» **REQUEST**: Look for the word "minus" in each line and report the count of matching lines, with nothing added.

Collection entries
• • • •

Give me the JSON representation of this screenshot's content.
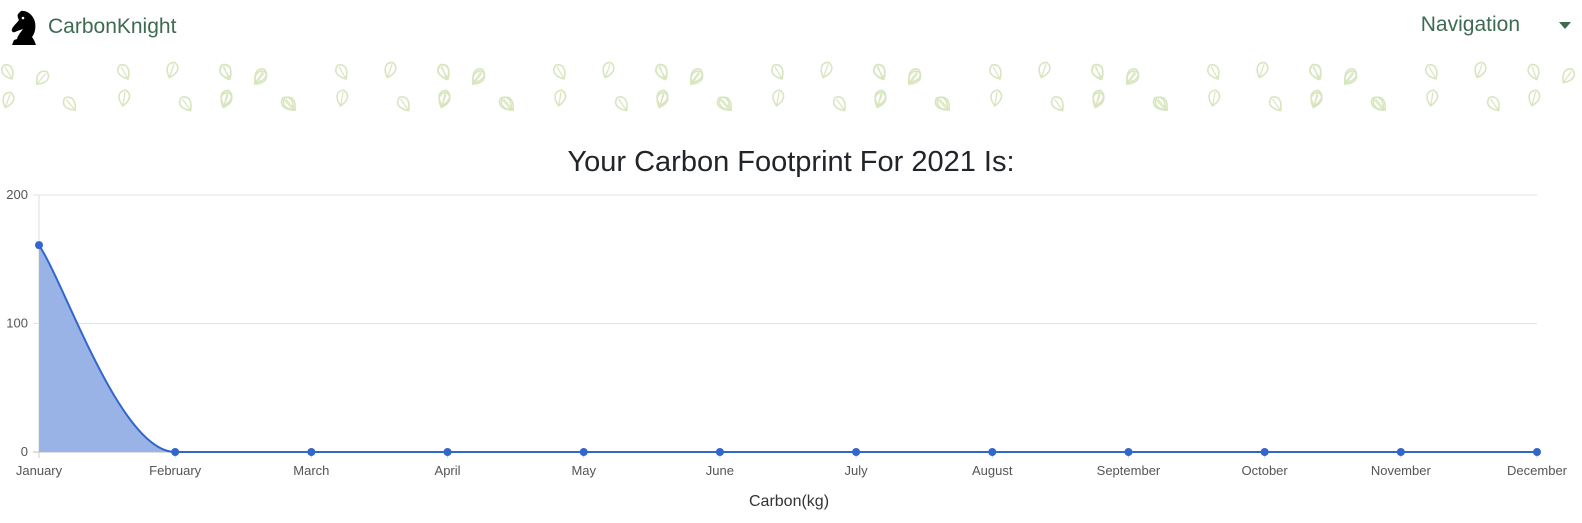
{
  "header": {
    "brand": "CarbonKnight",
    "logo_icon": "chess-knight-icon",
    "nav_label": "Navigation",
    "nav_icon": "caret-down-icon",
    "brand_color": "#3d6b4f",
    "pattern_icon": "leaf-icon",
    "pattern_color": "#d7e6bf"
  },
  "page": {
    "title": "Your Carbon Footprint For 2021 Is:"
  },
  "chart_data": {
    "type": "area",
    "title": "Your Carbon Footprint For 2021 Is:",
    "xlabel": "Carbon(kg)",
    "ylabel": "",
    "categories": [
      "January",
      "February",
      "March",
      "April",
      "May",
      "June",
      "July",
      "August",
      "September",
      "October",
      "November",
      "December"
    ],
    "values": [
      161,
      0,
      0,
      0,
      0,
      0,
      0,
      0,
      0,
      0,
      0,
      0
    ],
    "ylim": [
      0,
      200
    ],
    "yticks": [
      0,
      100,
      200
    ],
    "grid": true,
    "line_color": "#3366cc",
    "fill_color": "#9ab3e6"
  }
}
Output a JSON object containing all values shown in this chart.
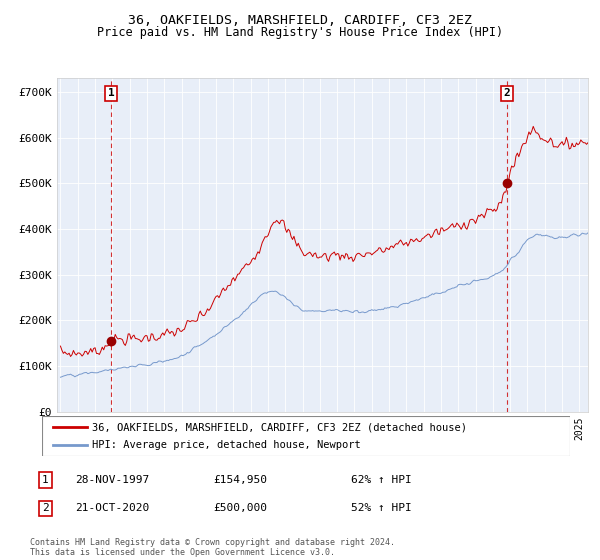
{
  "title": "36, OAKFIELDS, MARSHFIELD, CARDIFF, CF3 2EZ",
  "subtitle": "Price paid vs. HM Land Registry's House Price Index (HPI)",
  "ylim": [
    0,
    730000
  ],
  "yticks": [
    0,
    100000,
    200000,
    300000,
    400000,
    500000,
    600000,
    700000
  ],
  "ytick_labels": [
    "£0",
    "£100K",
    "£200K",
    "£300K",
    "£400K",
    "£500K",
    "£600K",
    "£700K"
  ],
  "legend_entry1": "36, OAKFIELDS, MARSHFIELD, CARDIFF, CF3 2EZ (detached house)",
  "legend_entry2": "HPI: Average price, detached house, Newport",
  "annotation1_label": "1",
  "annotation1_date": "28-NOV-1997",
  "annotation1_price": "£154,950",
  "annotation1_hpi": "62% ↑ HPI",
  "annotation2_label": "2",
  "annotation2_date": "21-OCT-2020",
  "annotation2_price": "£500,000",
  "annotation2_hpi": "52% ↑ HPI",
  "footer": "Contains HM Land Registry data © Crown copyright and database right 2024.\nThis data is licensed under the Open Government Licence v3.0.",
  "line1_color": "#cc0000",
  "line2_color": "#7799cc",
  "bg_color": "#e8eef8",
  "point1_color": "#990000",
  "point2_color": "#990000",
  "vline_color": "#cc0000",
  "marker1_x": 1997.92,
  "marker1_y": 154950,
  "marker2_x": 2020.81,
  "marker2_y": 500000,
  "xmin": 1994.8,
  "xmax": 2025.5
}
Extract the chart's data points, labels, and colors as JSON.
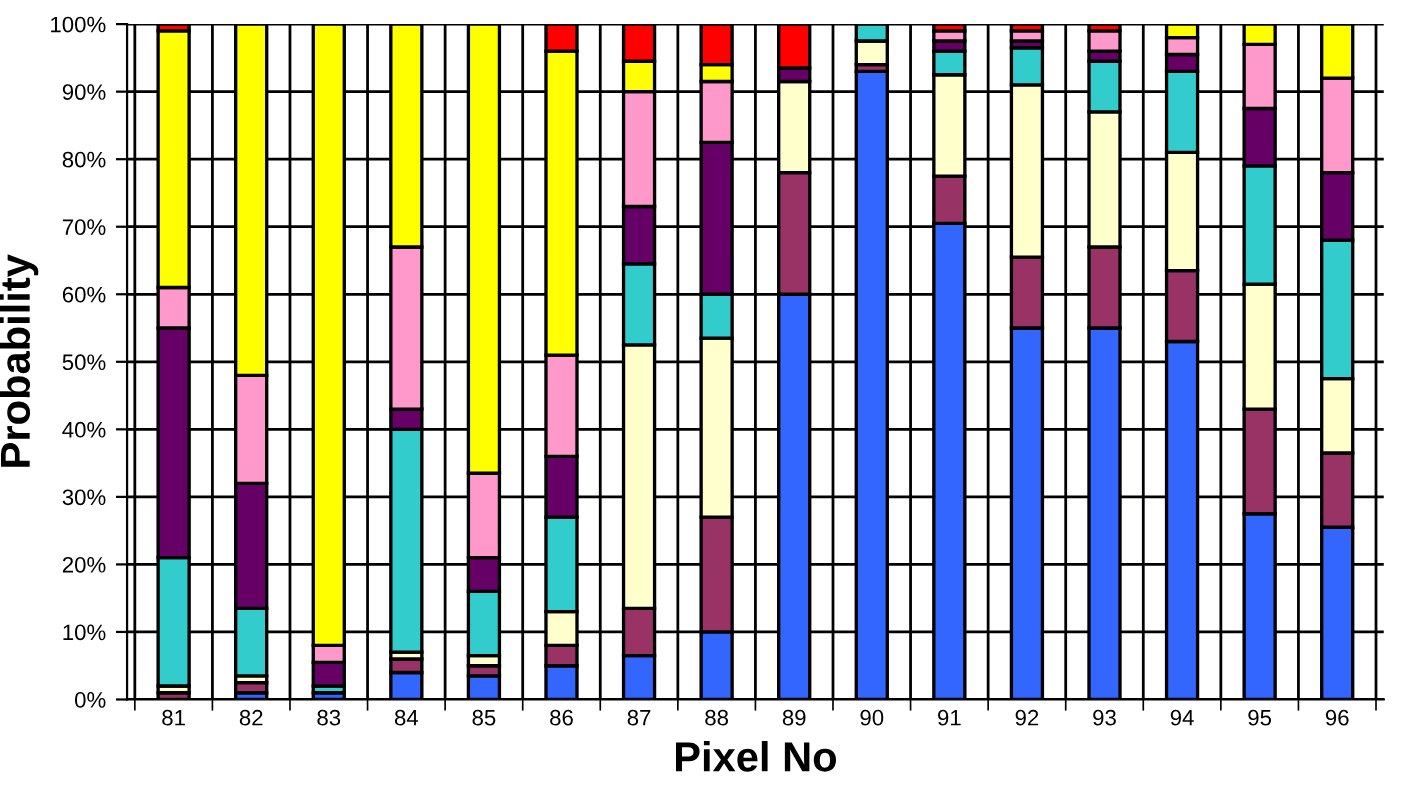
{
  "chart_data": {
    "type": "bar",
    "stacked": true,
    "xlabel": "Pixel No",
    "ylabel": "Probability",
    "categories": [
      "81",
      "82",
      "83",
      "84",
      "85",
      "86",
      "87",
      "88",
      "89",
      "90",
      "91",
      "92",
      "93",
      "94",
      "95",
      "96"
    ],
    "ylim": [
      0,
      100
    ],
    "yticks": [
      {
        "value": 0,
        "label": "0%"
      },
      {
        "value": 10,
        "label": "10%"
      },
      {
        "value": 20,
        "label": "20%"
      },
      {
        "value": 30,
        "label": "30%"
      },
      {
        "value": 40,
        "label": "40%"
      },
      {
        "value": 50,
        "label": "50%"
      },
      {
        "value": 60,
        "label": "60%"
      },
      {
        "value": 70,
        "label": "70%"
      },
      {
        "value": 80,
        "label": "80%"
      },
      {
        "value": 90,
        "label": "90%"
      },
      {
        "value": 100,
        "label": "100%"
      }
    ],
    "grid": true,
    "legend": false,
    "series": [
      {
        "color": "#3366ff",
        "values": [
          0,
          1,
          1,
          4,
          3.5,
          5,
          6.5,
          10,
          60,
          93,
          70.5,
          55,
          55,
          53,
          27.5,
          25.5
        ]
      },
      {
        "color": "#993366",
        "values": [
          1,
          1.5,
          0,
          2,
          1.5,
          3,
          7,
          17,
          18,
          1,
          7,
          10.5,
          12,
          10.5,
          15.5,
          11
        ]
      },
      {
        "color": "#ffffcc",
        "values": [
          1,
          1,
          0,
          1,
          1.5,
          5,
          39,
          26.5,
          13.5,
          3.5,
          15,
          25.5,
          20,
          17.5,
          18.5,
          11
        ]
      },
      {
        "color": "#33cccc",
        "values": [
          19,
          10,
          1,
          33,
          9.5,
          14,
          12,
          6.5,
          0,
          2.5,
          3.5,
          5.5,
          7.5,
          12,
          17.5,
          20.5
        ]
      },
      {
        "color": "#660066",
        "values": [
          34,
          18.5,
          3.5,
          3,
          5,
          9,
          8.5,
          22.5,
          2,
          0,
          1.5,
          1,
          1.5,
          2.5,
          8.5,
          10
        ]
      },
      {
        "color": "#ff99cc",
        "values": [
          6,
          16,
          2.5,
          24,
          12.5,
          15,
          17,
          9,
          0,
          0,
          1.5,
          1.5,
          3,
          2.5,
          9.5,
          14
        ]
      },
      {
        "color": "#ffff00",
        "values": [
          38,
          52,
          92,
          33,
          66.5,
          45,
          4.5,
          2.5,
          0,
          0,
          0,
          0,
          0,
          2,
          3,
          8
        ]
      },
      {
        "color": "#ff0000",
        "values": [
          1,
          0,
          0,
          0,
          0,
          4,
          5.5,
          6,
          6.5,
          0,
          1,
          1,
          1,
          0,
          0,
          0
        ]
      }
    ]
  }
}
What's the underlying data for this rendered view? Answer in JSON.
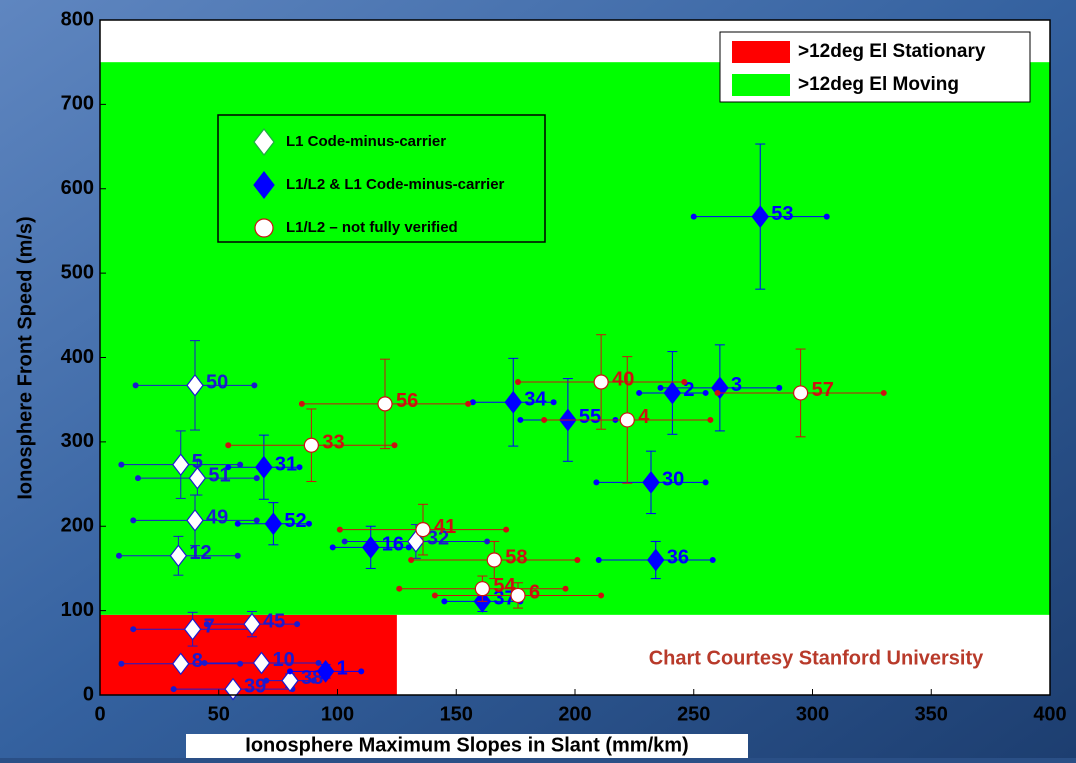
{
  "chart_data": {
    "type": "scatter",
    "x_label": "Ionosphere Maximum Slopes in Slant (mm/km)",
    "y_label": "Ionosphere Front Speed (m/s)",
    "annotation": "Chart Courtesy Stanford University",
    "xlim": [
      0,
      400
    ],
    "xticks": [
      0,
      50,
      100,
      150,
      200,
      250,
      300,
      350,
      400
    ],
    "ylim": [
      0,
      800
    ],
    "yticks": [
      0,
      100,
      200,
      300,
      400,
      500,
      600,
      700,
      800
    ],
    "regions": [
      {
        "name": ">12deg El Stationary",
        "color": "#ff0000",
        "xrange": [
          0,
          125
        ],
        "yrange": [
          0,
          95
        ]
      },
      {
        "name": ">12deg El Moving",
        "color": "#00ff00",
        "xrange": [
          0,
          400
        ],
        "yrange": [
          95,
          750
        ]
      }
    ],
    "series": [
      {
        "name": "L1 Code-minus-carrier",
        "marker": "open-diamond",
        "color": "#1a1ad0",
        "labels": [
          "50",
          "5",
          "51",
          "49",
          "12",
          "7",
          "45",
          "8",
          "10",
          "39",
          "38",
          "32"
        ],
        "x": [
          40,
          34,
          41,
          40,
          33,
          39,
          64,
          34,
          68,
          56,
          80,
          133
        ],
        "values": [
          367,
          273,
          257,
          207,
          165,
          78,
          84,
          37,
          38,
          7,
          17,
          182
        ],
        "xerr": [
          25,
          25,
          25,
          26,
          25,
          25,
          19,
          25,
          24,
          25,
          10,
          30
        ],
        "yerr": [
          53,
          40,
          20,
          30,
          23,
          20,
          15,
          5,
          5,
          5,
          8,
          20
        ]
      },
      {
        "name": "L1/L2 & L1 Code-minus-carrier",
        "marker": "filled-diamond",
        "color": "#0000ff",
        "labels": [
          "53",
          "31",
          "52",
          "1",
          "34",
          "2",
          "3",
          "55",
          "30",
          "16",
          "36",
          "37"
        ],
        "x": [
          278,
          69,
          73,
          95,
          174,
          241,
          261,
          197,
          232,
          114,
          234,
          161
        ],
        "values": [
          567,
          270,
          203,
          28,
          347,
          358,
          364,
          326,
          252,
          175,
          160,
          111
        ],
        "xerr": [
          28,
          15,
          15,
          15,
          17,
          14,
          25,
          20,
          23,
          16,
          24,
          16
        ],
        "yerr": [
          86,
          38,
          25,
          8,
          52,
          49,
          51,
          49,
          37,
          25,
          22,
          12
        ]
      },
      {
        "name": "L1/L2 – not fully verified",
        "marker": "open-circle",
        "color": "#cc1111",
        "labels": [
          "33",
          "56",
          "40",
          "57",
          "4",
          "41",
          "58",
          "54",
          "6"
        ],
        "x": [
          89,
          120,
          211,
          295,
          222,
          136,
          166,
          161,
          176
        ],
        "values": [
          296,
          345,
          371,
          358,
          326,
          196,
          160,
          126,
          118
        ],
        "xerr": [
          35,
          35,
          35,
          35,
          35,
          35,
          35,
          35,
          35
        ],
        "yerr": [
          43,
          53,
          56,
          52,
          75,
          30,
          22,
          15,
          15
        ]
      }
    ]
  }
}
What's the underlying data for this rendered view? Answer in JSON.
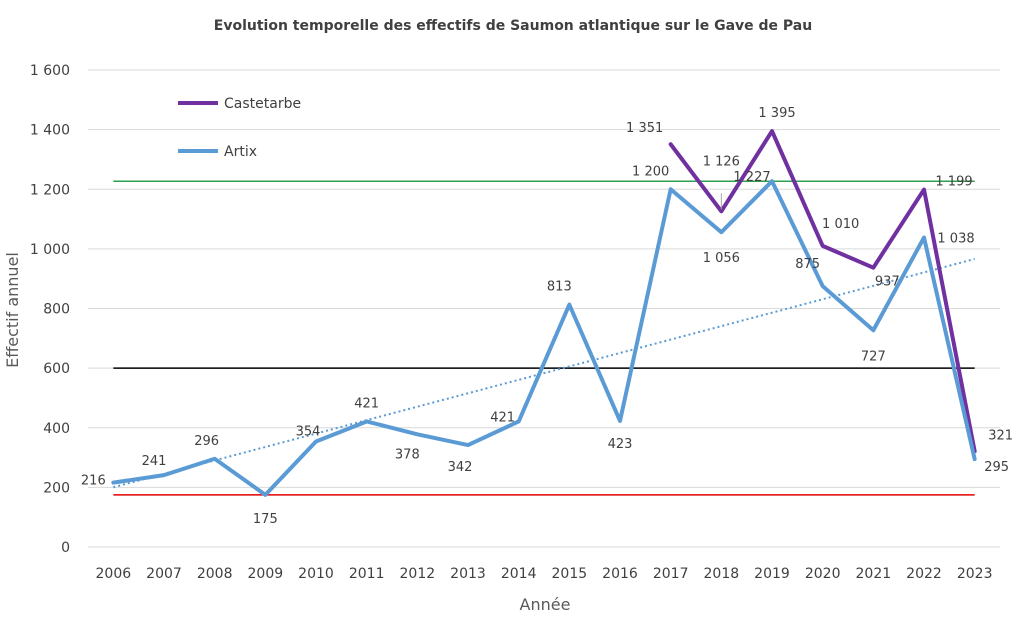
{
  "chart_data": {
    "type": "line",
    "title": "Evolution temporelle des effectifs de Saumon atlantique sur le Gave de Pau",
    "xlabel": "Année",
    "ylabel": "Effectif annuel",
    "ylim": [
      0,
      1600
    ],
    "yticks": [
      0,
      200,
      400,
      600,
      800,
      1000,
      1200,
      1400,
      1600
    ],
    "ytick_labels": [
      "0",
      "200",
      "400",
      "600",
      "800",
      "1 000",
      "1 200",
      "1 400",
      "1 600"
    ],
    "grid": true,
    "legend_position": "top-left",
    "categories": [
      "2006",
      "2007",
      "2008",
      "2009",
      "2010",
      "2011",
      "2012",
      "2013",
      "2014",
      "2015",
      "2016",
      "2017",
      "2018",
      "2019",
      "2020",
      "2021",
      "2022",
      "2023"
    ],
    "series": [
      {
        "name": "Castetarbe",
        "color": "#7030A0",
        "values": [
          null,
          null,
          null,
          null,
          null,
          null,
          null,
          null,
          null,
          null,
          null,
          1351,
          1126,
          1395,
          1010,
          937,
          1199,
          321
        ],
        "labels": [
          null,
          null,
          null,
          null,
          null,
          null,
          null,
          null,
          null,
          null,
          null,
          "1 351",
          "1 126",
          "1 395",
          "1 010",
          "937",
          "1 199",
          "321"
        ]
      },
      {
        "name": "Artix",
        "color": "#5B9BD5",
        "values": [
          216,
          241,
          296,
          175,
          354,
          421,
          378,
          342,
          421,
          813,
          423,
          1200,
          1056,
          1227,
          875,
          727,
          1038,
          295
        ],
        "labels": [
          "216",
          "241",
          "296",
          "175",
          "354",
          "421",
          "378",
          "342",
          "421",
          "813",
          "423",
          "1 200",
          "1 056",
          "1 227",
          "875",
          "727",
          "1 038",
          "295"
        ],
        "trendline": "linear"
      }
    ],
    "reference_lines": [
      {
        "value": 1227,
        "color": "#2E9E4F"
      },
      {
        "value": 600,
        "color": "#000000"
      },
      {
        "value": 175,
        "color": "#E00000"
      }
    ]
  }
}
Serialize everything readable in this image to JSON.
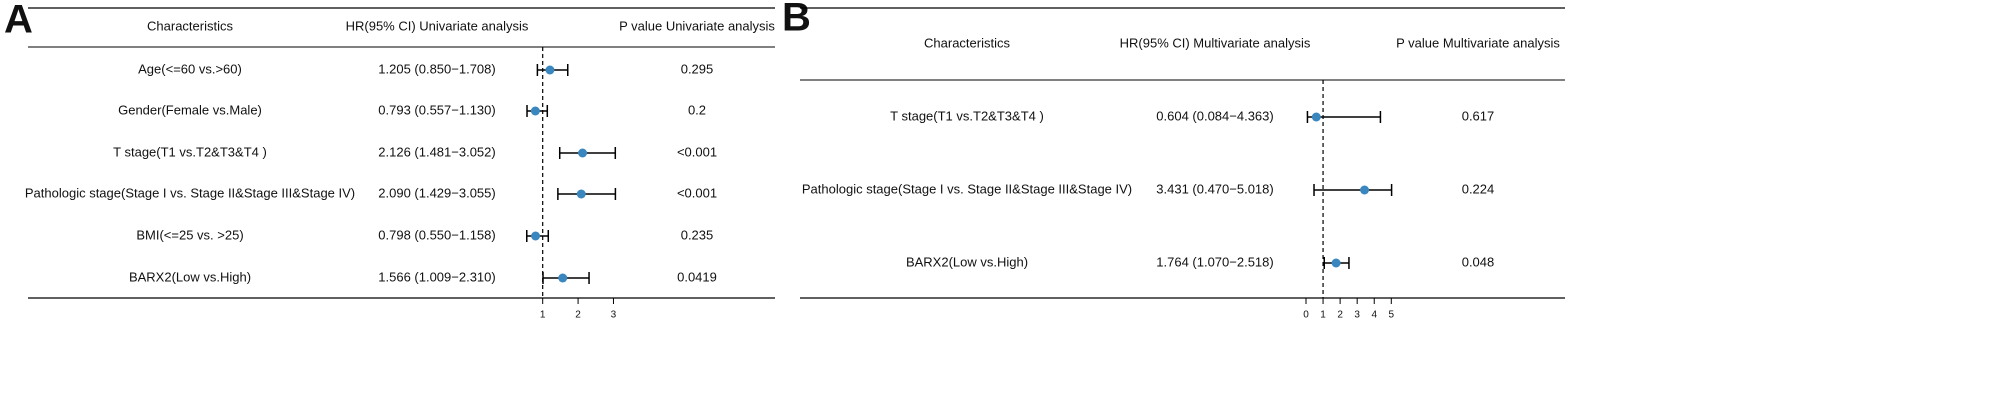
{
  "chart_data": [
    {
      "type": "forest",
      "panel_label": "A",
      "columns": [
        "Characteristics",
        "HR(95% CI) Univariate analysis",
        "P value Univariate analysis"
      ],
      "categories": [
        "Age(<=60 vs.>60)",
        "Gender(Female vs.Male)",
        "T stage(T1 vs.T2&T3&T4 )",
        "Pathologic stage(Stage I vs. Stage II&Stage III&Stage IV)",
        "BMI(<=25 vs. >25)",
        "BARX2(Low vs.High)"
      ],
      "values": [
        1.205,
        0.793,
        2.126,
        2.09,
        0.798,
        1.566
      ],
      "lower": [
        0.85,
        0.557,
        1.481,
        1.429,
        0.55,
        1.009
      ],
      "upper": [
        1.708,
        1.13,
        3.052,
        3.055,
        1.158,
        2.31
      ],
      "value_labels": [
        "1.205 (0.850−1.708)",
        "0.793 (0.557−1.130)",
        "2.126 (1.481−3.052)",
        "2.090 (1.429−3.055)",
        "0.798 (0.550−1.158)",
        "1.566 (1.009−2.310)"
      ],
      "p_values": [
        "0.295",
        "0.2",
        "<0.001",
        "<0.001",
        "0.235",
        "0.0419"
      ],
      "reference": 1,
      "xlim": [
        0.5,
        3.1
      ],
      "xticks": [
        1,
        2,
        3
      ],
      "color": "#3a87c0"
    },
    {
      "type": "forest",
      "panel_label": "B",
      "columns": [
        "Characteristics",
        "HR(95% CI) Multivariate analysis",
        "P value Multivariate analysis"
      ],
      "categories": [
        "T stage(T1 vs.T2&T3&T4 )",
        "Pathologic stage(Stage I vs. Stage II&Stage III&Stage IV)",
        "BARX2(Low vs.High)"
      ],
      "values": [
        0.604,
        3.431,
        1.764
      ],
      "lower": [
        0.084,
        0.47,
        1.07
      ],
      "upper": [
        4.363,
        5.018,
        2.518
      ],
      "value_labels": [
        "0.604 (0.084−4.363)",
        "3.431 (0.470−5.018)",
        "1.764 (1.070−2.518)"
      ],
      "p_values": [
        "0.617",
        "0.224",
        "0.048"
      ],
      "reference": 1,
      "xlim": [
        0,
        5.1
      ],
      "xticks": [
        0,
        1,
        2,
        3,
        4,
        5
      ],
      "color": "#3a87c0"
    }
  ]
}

• • • •

» **ANSWER TO THE TASK**: 2